**** Data extract

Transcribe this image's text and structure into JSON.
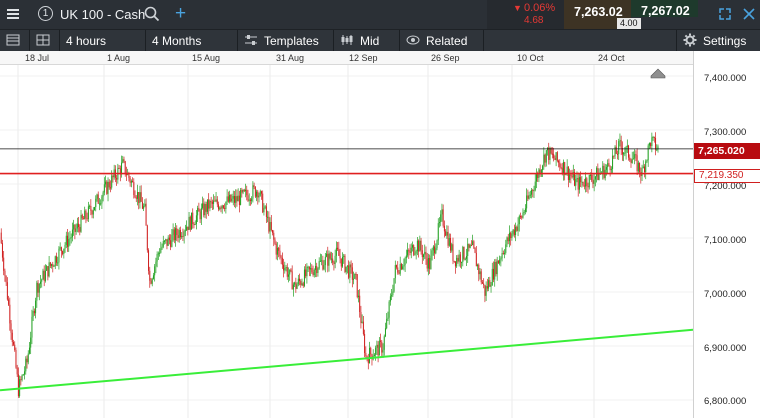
{
  "header": {
    "menu_icon": "hamburger-icon",
    "instrument_number": "1",
    "instrument_name": "UK 100 - Cash",
    "change_pct": "0.06%",
    "change_abs": "4.68",
    "bid": "7,263.02",
    "ask": "7,267.02",
    "spread": "4.00"
  },
  "toolbar": {
    "interval": "4 hours",
    "range": "4 Months",
    "templates": "Templates",
    "price_type": "Mid",
    "related": "Related",
    "settings": "Settings"
  },
  "dates": [
    "18 Jul",
    "1 Aug",
    "15 Aug",
    "31 Aug",
    "12 Sep",
    "26 Sep",
    "10 Oct",
    "24 Oct"
  ],
  "price_axis": [
    "7,400.000",
    "7,300.000",
    "7,200.000",
    "7,100.000",
    "7,000.000",
    "6,900.000",
    "6,800.000"
  ],
  "current_price_label": "7,265.020",
  "line_price_label": "7,219.350",
  "colors": {
    "up": "#21a021",
    "down": "#d01f1f",
    "trend": "#39ee39",
    "level": "#e02020",
    "current": "#b80b10"
  },
  "chart_data": {
    "type": "candlestick",
    "ylim": [
      6790,
      7430
    ],
    "levels": {
      "current": 7265.02,
      "horizontal": 7219.35
    },
    "trendline": {
      "from": [
        0,
        6818
      ],
      "to": [
        1,
        6930
      ]
    },
    "keypoints": [
      [
        0,
        7110
      ],
      [
        15,
        6820
      ],
      [
        22,
        6870
      ],
      [
        30,
        7010
      ],
      [
        50,
        7080
      ],
      [
        70,
        7140
      ],
      [
        92,
        7210
      ],
      [
        100,
        7235
      ],
      [
        110,
        7190
      ],
      [
        118,
        7150
      ],
      [
        122,
        7020
      ],
      [
        130,
        7080
      ],
      [
        150,
        7120
      ],
      [
        170,
        7160
      ],
      [
        192,
        7170
      ],
      [
        210,
        7190
      ],
      [
        225,
        7080
      ],
      [
        240,
        7010
      ],
      [
        258,
        7050
      ],
      [
        275,
        7070
      ],
      [
        290,
        7020
      ],
      [
        298,
        6880
      ],
      [
        312,
        6900
      ],
      [
        322,
        7040
      ],
      [
        340,
        7090
      ],
      [
        350,
        7050
      ],
      [
        360,
        7140
      ],
      [
        370,
        7060
      ],
      [
        385,
        7080
      ],
      [
        395,
        7000
      ],
      [
        410,
        7080
      ],
      [
        425,
        7140
      ],
      [
        445,
        7260
      ],
      [
        460,
        7230
      ],
      [
        470,
        7200
      ],
      [
        482,
        7210
      ],
      [
        495,
        7230
      ],
      [
        505,
        7270
      ],
      [
        515,
        7250
      ],
      [
        523,
        7220
      ],
      [
        530,
        7280
      ],
      [
        536,
        7265
      ]
    ]
  }
}
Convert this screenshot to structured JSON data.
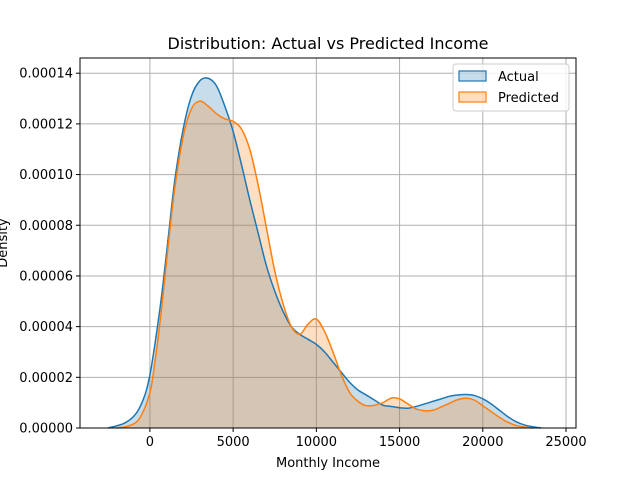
{
  "chart_data": {
    "type": "area",
    "title": "Distribution: Actual vs Predicted Income",
    "xlabel": "Monthly Income",
    "ylabel": "Density",
    "xlim": [
      -4200,
      25600
    ],
    "ylim": [
      0,
      0.000146
    ],
    "xticks": [
      0,
      5000,
      10000,
      15000,
      20000,
      25000
    ],
    "yticks": [
      0,
      2e-05,
      4e-05,
      6e-05,
      8e-05,
      0.0001,
      0.00012,
      0.00014
    ],
    "xtick_labels": [
      "0",
      "5000",
      "10000",
      "15000",
      "20000",
      "25000"
    ],
    "ytick_labels": [
      "0.00000",
      "0.00002",
      "0.00004",
      "0.00006",
      "0.00008",
      "0.00010",
      "0.00012",
      "0.00014"
    ],
    "grid": true,
    "legend_position": "top-right",
    "series": [
      {
        "name": "Actual",
        "color": "#1f77b4",
        "points": [
          [
            -2500,
            0
          ],
          [
            -1500,
            2e-06
          ],
          [
            -800,
            6e-06
          ],
          [
            -300,
            1.3e-05
          ],
          [
            0,
            2.1e-05
          ],
          [
            300,
            3.3e-05
          ],
          [
            700,
            5.2e-05
          ],
          [
            1100,
            7.5e-05
          ],
          [
            1500,
            9.8e-05
          ],
          [
            2000,
            0.000118
          ],
          [
            2500,
            0.000131
          ],
          [
            3000,
            0.000137
          ],
          [
            3500,
            0.000138
          ],
          [
            4000,
            0.000135
          ],
          [
            4500,
            0.000127
          ],
          [
            5000,
            0.000117
          ],
          [
            5500,
            0.000104
          ],
          [
            6000,
            9e-05
          ],
          [
            6500,
            7.7e-05
          ],
          [
            7000,
            6.4e-05
          ],
          [
            7500,
            5.4e-05
          ],
          [
            8000,
            4.6e-05
          ],
          [
            8500,
            4e-05
          ],
          [
            9000,
            3.7e-05
          ],
          [
            9500,
            3.5e-05
          ],
          [
            10000,
            3.3e-05
          ],
          [
            10500,
            3e-05
          ],
          [
            11000,
            2.6e-05
          ],
          [
            11500,
            2.2e-05
          ],
          [
            12000,
            1.8e-05
          ],
          [
            12500,
            1.5e-05
          ],
          [
            13000,
            1.3e-05
          ],
          [
            13500,
            1.1e-05
          ],
          [
            14000,
            9e-06
          ],
          [
            14500,
            8.5e-06
          ],
          [
            15000,
            8e-06
          ],
          [
            15500,
            7.8e-06
          ],
          [
            16000,
            8.5e-06
          ],
          [
            16500,
            9.5e-06
          ],
          [
            17000,
            1.05e-05
          ],
          [
            17500,
            1.15e-05
          ],
          [
            18000,
            1.25e-05
          ],
          [
            18500,
            1.3e-05
          ],
          [
            19000,
            1.32e-05
          ],
          [
            19500,
            1.28e-05
          ],
          [
            20000,
            1.15e-05
          ],
          [
            20500,
            9.5e-06
          ],
          [
            21000,
            7e-06
          ],
          [
            21500,
            4.5e-06
          ],
          [
            22000,
            2.5e-06
          ],
          [
            22500,
            1.2e-06
          ],
          [
            23000,
            5e-07
          ],
          [
            23500,
            0
          ]
        ]
      },
      {
        "name": "Predicted",
        "color": "#ff7f0e",
        "points": [
          [
            -2000,
            0
          ],
          [
            -1200,
            1e-06
          ],
          [
            -600,
            4e-06
          ],
          [
            0,
            1.4e-05
          ],
          [
            300,
            2.6e-05
          ],
          [
            700,
            4.7e-05
          ],
          [
            1100,
            7.2e-05
          ],
          [
            1500,
            9.5e-05
          ],
          [
            2000,
            0.000115
          ],
          [
            2500,
            0.000126
          ],
          [
            3000,
            0.000129
          ],
          [
            3500,
            0.000127
          ],
          [
            4000,
            0.000124
          ],
          [
            4500,
            0.000122
          ],
          [
            5000,
            0.000121
          ],
          [
            5500,
            0.000118
          ],
          [
            6000,
            0.00011
          ],
          [
            6500,
            9.6e-05
          ],
          [
            7000,
            7.9e-05
          ],
          [
            7500,
            6.2e-05
          ],
          [
            8000,
            4.9e-05
          ],
          [
            8500,
            4e-05
          ],
          [
            9000,
            3.7e-05
          ],
          [
            9500,
            4.1e-05
          ],
          [
            10000,
            4.3e-05
          ],
          [
            10500,
            3.8e-05
          ],
          [
            11000,
            3e-05
          ],
          [
            11500,
            2.1e-05
          ],
          [
            12000,
            1.4e-05
          ],
          [
            12500,
            1.05e-05
          ],
          [
            13000,
            8.8e-06
          ],
          [
            13500,
            9e-06
          ],
          [
            14000,
            1e-05
          ],
          [
            14500,
            1.18e-05
          ],
          [
            15000,
            1.15e-05
          ],
          [
            15500,
            9.5e-06
          ],
          [
            16000,
            7.5e-06
          ],
          [
            16500,
            6.8e-06
          ],
          [
            17000,
            7e-06
          ],
          [
            17500,
            8.3e-06
          ],
          [
            18000,
            9.8e-06
          ],
          [
            18500,
            1.12e-05
          ],
          [
            19000,
            1.18e-05
          ],
          [
            19500,
            1.1e-05
          ],
          [
            20000,
            8.8e-06
          ],
          [
            20500,
            6.5e-06
          ],
          [
            21000,
            4.2e-06
          ],
          [
            21500,
            2.3e-06
          ],
          [
            22000,
            1e-06
          ],
          [
            22500,
            4e-07
          ],
          [
            23000,
            0
          ]
        ]
      }
    ]
  }
}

********

[What to work on]:
Where a line in the material above holds "Actual", copy that line.

[Full answer]:
    "title": "Distribution: Actual vs Predicted Income",
        "name": "Actual",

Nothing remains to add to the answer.